Output every line below exactly.

§ Input data:
******************************

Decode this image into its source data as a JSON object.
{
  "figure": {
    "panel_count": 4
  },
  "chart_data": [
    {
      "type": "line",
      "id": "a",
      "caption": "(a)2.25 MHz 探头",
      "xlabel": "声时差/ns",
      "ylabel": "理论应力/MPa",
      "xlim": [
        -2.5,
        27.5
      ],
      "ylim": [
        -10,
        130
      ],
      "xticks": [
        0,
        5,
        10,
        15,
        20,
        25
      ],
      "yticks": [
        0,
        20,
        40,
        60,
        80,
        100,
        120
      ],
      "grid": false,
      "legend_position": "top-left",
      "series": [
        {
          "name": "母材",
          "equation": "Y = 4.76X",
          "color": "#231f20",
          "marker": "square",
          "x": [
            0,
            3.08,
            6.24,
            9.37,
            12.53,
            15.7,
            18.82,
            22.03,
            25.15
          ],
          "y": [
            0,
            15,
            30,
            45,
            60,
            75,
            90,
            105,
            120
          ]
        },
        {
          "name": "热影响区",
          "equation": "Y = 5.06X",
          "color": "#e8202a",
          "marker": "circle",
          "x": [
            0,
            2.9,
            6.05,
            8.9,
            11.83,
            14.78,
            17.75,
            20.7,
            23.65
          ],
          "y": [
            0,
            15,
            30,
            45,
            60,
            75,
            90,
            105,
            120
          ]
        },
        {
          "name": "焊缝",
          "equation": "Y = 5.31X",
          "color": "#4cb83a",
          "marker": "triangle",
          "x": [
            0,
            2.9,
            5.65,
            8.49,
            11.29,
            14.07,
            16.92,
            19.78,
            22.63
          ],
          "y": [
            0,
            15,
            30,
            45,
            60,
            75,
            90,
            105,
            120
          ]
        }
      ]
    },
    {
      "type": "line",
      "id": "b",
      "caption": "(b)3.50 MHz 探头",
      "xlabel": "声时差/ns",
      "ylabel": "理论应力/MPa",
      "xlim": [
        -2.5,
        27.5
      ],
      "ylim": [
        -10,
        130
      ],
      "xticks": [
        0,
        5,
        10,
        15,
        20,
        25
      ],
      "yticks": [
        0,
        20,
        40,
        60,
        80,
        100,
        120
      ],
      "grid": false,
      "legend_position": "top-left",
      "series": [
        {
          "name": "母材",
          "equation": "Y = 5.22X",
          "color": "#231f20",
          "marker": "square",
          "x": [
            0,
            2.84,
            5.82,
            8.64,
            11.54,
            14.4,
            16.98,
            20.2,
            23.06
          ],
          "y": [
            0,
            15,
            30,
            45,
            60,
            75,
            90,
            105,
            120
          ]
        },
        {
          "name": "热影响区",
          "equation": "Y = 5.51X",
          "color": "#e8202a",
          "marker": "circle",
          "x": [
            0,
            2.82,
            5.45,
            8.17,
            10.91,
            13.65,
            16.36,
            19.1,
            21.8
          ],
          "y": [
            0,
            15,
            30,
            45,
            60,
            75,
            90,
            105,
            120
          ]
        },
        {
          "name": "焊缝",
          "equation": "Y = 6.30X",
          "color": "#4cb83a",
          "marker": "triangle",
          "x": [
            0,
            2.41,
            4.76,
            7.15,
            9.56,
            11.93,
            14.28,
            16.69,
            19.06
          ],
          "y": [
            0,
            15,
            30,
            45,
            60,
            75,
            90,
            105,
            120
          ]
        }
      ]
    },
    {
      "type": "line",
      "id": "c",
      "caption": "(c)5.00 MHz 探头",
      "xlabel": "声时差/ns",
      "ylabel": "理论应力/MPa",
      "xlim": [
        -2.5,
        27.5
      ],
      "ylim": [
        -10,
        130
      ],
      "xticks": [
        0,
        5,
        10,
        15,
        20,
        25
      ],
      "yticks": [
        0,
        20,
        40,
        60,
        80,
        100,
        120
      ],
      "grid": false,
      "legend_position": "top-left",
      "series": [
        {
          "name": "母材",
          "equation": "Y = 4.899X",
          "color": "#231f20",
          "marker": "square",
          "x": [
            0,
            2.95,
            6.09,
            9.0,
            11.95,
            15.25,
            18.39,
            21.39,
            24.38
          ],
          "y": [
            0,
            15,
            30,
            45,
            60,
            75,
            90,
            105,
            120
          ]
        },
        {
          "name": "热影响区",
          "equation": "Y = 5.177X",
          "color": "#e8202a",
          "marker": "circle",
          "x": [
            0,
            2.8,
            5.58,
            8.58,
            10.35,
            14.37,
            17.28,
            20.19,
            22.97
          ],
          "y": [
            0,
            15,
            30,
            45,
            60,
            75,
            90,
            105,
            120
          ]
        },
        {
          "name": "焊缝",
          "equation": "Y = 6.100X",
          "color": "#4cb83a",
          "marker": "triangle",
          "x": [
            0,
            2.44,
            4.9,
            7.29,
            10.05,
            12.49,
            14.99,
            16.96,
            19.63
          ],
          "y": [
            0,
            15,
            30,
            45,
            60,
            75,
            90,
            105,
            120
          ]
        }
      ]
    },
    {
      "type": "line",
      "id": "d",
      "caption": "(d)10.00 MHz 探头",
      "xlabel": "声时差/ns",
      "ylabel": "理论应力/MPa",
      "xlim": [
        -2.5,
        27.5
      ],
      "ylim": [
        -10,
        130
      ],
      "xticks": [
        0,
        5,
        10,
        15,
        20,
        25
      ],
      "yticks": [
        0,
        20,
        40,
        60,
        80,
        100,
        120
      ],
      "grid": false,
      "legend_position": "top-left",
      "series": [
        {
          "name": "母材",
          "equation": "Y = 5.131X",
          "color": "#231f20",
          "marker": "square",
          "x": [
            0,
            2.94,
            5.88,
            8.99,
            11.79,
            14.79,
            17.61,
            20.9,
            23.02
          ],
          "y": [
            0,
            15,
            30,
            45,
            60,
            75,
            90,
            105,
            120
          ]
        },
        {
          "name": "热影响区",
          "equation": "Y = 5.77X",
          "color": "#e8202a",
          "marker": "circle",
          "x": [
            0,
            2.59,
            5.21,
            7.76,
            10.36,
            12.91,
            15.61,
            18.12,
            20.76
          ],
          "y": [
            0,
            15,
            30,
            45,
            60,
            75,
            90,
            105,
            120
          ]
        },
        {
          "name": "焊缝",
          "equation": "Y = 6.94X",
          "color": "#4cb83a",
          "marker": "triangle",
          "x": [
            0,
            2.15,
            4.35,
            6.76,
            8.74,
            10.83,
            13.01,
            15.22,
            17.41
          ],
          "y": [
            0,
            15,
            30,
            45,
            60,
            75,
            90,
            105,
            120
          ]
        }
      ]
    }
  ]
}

******************************

§ Result for this task:
Decode this image into its source data as a JSON object.
{
  "figure": {
    "panel_count": 4
  },
  "chart_data": [
    {
      "type": "line",
      "id": "a",
      "caption": "(a)2.25 MHz 探头",
      "xlabel": "声时差/ns",
      "ylabel": "理论应力/MPa",
      "xlim": [
        -2.5,
        27.5
      ],
      "ylim": [
        -10,
        130
      ],
      "xticks": [
        0,
        5,
        10,
        15,
        20,
        25
      ],
      "yticks": [
        0,
        20,
        40,
        60,
        80,
        100,
        120
      ],
      "grid": false,
      "legend_position": "top-left",
      "series": [
        {
          "name": "母材",
          "equation": "Y = 4.76X",
          "color": "#231f20",
          "marker": "square",
          "x": [
            0,
            3.08,
            6.24,
            9.37,
            12.53,
            15.7,
            18.82,
            22.03,
            25.15
          ],
          "y": [
            0,
            15,
            30,
            45,
            60,
            75,
            90,
            105,
            120
          ]
        },
        {
          "name": "热影响区",
          "equation": "Y = 5.06X",
          "color": "#e8202a",
          "marker": "circle",
          "x": [
            0,
            2.9,
            6.05,
            8.9,
            11.83,
            14.78,
            17.75,
            20.7,
            23.65
          ],
          "y": [
            0,
            15,
            30,
            45,
            60,
            75,
            90,
            105,
            120
          ]
        },
        {
          "name": "焊缝",
          "equation": "Y = 5.31X",
          "color": "#4cb83a",
          "marker": "triangle",
          "x": [
            0,
            2.9,
            5.65,
            8.49,
            11.29,
            14.07,
            16.92,
            19.78,
            22.63
          ],
          "y": [
            0,
            15,
            30,
            45,
            60,
            75,
            90,
            105,
            120
          ]
        }
      ]
    },
    {
      "type": "line",
      "id": "b",
      "caption": "(b)3.50 MHz 探头",
      "xlabel": "声时差/ns",
      "ylabel": "理论应力/MPa",
      "xlim": [
        -2.5,
        27.5
      ],
      "ylim": [
        -10,
        130
      ],
      "xticks": [
        0,
        5,
        10,
        15,
        20,
        25
      ],
      "yticks": [
        0,
        20,
        40,
        60,
        80,
        100,
        120
      ],
      "grid": false,
      "legend_position": "top-left",
      "series": [
        {
          "name": "母材",
          "equation": "Y = 5.22X",
          "color": "#231f20",
          "marker": "square",
          "x": [
            0,
            2.84,
            5.82,
            8.64,
            11.54,
            14.4,
            16.98,
            20.2,
            23.06
          ],
          "y": [
            0,
            15,
            30,
            45,
            60,
            75,
            90,
            105,
            120
          ]
        },
        {
          "name": "热影响区",
          "equation": "Y = 5.51X",
          "color": "#e8202a",
          "marker": "circle",
          "x": [
            0,
            2.82,
            5.45,
            8.17,
            10.91,
            13.65,
            16.36,
            19.1,
            21.8
          ],
          "y": [
            0,
            15,
            30,
            45,
            60,
            75,
            90,
            105,
            120
          ]
        },
        {
          "name": "焊缝",
          "equation": "Y = 6.30X",
          "color": "#4cb83a",
          "marker": "triangle",
          "x": [
            0,
            2.41,
            4.76,
            7.15,
            9.56,
            11.93,
            14.28,
            16.69,
            19.06
          ],
          "y": [
            0,
            15,
            30,
            45,
            60,
            75,
            90,
            105,
            120
          ]
        }
      ]
    },
    {
      "type": "line",
      "id": "c",
      "caption": "(c)5.00 MHz 探头",
      "xlabel": "声时差/ns",
      "ylabel": "理论应力/MPa",
      "xlim": [
        -2.5,
        27.5
      ],
      "ylim": [
        -10,
        130
      ],
      "xticks": [
        0,
        5,
        10,
        15,
        20,
        25
      ],
      "yticks": [
        0,
        20,
        40,
        60,
        80,
        100,
        120
      ],
      "grid": false,
      "legend_position": "top-left",
      "series": [
        {
          "name": "母材",
          "equation": "Y = 4.899X",
          "color": "#231f20",
          "marker": "square",
          "x": [
            0,
            2.95,
            6.09,
            9.0,
            11.95,
            15.25,
            18.39,
            21.39,
            24.38
          ],
          "y": [
            0,
            15,
            30,
            45,
            60,
            75,
            90,
            105,
            120
          ]
        },
        {
          "name": "热影响区",
          "equation": "Y = 5.177X",
          "color": "#e8202a",
          "marker": "circle",
          "x": [
            0,
            2.8,
            5.58,
            8.58,
            10.35,
            14.37,
            17.28,
            20.19,
            22.97
          ],
          "y": [
            0,
            15,
            30,
            45,
            60,
            75,
            90,
            105,
            120
          ]
        },
        {
          "name": "焊缝",
          "equation": "Y = 6.100X",
          "color": "#4cb83a",
          "marker": "triangle",
          "x": [
            0,
            2.44,
            4.9,
            7.29,
            10.05,
            12.49,
            14.99,
            16.96,
            19.63
          ],
          "y": [
            0,
            15,
            30,
            45,
            60,
            75,
            90,
            105,
            120
          ]
        }
      ]
    },
    {
      "type": "line",
      "id": "d",
      "caption": "(d)10.00 MHz 探头",
      "xlabel": "声时差/ns",
      "ylabel": "理论应力/MPa",
      "xlim": [
        -2.5,
        27.5
      ],
      "ylim": [
        -10,
        130
      ],
      "xticks": [
        0,
        5,
        10,
        15,
        20,
        25
      ],
      "yticks": [
        0,
        20,
        40,
        60,
        80,
        100,
        120
      ],
      "grid": false,
      "legend_position": "top-left",
      "series": [
        {
          "name": "母材",
          "equation": "Y = 5.131X",
          "color": "#231f20",
          "marker": "square",
          "x": [
            0,
            2.94,
            5.88,
            8.99,
            11.79,
            14.79,
            17.61,
            20.9,
            23.02
          ],
          "y": [
            0,
            15,
            30,
            45,
            60,
            75,
            90,
            105,
            120
          ]
        },
        {
          "name": "热影响区",
          "equation": "Y = 5.77X",
          "color": "#e8202a",
          "marker": "circle",
          "x": [
            0,
            2.59,
            5.21,
            7.76,
            10.36,
            12.91,
            15.61,
            18.12,
            20.76
          ],
          "y": [
            0,
            15,
            30,
            45,
            60,
            75,
            90,
            105,
            120
          ]
        },
        {
          "name": "焊缝",
          "equation": "Y = 6.94X",
          "color": "#4cb83a",
          "marker": "triangle",
          "x": [
            0,
            2.15,
            4.35,
            6.76,
            8.74,
            10.83,
            13.01,
            15.22,
            17.41
          ],
          "y": [
            0,
            15,
            30,
            45,
            60,
            75,
            90,
            105,
            120
          ]
        }
      ]
    }
  ]
}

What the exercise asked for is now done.